• _Source records_
########
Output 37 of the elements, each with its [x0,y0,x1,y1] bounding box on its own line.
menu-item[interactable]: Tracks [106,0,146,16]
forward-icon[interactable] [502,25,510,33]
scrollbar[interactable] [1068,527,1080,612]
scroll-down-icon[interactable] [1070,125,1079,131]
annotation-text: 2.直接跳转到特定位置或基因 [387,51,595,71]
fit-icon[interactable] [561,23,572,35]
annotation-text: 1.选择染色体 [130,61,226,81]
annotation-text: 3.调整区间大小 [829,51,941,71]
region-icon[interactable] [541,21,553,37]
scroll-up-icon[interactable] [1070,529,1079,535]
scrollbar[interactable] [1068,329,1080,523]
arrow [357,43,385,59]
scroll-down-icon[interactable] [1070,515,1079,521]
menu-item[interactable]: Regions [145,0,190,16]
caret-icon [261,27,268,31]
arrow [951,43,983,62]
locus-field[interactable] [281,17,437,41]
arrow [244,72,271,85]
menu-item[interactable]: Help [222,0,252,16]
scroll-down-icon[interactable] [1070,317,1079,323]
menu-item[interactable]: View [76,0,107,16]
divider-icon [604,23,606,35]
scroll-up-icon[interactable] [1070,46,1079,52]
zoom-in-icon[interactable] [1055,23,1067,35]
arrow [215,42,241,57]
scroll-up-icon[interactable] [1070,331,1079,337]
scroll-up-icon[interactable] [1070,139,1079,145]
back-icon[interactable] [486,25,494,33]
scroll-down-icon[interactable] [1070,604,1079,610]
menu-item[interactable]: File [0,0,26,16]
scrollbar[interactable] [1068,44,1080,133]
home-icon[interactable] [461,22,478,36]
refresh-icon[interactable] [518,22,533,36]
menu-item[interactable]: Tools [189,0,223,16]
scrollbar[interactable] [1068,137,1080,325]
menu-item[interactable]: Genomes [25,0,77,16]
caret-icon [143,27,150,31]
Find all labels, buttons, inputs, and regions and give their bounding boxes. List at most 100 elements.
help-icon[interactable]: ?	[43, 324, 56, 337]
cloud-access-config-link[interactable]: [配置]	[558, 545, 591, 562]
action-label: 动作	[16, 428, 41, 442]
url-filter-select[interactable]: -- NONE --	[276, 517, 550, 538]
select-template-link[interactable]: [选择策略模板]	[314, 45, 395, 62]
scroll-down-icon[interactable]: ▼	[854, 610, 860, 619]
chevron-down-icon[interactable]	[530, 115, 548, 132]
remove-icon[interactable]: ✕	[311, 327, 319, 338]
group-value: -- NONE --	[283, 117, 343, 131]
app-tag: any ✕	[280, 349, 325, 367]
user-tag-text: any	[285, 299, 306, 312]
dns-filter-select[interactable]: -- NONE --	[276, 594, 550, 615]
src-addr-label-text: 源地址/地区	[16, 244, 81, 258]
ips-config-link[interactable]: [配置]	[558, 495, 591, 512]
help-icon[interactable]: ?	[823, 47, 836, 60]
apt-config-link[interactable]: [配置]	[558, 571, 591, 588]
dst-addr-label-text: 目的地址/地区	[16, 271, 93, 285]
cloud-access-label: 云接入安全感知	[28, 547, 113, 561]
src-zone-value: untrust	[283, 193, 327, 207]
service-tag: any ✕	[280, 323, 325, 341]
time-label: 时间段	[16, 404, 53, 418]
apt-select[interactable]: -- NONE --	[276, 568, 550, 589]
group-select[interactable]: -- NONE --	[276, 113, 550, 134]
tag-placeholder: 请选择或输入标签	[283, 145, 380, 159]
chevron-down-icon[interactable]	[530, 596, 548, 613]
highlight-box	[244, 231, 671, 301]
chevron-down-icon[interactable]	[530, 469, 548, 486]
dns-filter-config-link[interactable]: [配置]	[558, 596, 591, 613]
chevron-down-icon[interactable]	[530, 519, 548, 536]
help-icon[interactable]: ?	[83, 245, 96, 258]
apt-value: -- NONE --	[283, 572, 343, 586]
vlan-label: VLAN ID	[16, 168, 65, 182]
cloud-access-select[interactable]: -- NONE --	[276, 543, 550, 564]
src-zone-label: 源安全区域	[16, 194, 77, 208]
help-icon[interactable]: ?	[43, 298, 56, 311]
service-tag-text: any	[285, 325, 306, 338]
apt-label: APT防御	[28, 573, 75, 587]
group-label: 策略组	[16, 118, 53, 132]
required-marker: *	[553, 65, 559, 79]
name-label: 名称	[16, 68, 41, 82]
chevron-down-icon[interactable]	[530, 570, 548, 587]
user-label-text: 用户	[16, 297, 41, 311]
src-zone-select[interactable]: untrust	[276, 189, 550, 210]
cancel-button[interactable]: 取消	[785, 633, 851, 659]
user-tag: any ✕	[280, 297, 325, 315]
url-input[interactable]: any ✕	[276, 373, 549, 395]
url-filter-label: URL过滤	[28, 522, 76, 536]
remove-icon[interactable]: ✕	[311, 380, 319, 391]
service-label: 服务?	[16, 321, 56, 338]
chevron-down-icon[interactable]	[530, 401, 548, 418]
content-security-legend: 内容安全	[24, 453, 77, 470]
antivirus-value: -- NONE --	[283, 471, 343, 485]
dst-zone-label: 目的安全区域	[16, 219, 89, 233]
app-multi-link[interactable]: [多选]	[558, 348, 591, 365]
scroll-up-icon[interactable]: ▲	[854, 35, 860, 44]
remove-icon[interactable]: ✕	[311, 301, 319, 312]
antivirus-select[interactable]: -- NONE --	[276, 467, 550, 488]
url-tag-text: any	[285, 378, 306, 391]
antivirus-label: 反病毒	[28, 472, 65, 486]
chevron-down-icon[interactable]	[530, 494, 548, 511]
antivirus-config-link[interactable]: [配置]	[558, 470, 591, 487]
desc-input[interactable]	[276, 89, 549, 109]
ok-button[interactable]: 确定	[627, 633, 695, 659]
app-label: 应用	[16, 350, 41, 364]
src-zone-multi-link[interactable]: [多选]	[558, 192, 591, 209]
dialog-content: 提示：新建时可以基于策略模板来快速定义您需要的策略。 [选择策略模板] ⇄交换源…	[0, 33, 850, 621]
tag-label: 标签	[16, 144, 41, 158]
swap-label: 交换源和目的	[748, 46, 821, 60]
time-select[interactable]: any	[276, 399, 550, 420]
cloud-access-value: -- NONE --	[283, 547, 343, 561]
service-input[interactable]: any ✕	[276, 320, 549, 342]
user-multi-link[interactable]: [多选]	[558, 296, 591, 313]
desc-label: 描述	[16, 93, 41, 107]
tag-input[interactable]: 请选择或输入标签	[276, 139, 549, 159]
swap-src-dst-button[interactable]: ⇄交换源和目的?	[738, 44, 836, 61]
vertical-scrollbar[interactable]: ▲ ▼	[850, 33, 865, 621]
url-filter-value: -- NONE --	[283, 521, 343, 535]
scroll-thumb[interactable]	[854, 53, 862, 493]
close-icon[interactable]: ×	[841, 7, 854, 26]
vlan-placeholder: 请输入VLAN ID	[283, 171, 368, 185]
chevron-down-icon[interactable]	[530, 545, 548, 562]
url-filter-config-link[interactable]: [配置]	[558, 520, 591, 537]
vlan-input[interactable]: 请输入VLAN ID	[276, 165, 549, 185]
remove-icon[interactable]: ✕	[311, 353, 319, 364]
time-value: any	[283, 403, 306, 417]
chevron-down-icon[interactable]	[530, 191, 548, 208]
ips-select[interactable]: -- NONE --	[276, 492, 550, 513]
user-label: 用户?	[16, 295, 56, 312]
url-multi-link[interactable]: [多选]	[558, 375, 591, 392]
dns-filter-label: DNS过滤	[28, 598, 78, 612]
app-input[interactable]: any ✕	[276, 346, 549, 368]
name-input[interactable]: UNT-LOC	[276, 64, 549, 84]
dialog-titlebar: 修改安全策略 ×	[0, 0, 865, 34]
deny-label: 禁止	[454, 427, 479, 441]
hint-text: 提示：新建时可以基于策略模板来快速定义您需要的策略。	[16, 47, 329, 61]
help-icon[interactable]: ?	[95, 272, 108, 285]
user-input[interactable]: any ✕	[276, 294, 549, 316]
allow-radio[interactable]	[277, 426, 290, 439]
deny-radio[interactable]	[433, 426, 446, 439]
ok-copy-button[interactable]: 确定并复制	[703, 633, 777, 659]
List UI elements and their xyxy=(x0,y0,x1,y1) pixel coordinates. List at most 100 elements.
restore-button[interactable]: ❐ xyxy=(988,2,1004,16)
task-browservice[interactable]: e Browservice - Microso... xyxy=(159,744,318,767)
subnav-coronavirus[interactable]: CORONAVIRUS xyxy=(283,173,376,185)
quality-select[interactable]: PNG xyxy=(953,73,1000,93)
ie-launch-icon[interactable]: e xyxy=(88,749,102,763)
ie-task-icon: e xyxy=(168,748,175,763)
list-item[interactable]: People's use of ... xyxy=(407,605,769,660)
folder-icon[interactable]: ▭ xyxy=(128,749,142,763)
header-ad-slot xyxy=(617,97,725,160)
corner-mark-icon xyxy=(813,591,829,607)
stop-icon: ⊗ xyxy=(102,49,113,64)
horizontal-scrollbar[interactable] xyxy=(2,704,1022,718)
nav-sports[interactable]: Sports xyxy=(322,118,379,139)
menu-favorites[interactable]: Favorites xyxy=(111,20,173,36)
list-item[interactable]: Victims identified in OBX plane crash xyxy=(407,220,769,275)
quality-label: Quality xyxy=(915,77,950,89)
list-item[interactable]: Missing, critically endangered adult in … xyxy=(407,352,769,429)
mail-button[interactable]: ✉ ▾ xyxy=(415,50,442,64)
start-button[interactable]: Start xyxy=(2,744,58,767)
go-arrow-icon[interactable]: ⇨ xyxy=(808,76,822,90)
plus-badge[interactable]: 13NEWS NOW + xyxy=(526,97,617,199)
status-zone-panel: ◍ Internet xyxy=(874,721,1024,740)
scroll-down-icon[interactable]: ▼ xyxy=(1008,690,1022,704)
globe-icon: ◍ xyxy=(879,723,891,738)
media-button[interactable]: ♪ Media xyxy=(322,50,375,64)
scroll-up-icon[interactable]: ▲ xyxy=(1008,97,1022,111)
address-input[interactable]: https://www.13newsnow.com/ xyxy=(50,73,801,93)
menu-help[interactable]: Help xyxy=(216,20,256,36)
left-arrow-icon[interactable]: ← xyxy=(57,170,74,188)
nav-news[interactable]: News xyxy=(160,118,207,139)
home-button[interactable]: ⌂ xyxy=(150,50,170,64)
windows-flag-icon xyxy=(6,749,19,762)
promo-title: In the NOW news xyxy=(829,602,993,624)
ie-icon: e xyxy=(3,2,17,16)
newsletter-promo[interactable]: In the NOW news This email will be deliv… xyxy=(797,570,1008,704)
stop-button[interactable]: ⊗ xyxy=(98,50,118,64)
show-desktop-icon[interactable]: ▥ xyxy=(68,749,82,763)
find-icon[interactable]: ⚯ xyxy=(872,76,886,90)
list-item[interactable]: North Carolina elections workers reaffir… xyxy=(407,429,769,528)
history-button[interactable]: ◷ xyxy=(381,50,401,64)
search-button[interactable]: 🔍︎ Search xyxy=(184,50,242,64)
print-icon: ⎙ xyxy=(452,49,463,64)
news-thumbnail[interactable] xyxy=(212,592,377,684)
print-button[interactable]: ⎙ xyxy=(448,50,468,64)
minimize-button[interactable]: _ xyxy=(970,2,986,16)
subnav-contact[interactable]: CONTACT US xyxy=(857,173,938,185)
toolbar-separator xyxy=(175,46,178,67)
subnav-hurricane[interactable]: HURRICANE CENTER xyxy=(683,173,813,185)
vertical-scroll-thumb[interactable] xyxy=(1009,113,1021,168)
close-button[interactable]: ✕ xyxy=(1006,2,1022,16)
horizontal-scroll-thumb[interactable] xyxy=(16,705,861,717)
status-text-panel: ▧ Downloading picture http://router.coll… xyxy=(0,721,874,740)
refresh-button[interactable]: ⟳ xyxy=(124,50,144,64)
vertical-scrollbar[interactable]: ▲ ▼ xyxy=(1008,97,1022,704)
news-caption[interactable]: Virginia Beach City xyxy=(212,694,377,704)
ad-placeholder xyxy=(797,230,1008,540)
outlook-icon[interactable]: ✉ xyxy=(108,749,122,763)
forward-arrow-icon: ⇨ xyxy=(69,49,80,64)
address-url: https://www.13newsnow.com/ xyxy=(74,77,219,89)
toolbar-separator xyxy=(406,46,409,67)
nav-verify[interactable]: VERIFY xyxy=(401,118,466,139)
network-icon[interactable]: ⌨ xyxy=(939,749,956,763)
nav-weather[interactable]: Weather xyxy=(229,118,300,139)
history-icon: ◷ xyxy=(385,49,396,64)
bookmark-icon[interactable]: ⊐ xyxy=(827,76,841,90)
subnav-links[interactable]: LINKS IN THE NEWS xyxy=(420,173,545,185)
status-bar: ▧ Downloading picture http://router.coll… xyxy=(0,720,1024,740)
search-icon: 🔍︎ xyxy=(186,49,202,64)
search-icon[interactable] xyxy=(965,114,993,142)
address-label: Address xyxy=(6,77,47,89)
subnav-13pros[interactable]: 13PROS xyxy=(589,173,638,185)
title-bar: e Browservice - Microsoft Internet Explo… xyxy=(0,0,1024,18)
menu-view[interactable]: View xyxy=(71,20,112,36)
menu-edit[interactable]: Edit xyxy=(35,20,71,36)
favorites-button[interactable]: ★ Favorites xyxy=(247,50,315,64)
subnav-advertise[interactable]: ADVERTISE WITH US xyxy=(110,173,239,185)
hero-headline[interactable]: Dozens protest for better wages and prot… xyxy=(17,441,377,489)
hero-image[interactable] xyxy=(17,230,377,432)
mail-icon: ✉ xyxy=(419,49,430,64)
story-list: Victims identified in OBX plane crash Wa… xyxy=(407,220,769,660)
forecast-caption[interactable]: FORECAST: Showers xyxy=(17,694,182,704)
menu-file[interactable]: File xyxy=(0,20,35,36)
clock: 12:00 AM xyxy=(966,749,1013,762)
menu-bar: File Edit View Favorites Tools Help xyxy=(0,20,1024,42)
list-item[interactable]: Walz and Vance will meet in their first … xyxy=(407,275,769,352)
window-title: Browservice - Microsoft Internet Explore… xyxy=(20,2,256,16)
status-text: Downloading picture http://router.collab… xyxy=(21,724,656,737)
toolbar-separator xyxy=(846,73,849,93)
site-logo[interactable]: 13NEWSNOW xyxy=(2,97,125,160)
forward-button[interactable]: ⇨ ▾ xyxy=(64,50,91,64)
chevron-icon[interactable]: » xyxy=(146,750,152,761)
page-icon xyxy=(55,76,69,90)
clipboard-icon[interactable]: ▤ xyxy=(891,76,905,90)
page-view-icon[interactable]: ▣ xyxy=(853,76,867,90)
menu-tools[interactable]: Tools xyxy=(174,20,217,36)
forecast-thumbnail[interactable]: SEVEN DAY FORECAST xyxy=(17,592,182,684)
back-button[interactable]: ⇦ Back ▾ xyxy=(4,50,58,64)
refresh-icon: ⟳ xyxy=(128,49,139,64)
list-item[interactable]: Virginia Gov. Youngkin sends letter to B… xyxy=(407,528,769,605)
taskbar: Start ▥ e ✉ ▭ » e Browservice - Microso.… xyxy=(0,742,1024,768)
########
Each line in the records above with "select" must be returned.

url-filter-select[interactable]: -- NONE --	[276, 517, 550, 538]
select-template-link[interactable]: [选择策略模板]	[314, 45, 395, 62]
dns-filter-select[interactable]: -- NONE --	[276, 594, 550, 615]
apt-select[interactable]: -- NONE --	[276, 568, 550, 589]
group-select[interactable]: -- NONE --	[276, 113, 550, 134]
cloud-access-select[interactable]: -- NONE --	[276, 543, 550, 564]
src-zone-select[interactable]: untrust	[276, 189, 550, 210]
antivirus-select[interactable]: -- NONE --	[276, 467, 550, 488]
time-select[interactable]: any	[276, 399, 550, 420]
ips-select[interactable]: -- NONE --	[276, 492, 550, 513]
quality-select[interactable]: PNG xyxy=(953,73,1000,93)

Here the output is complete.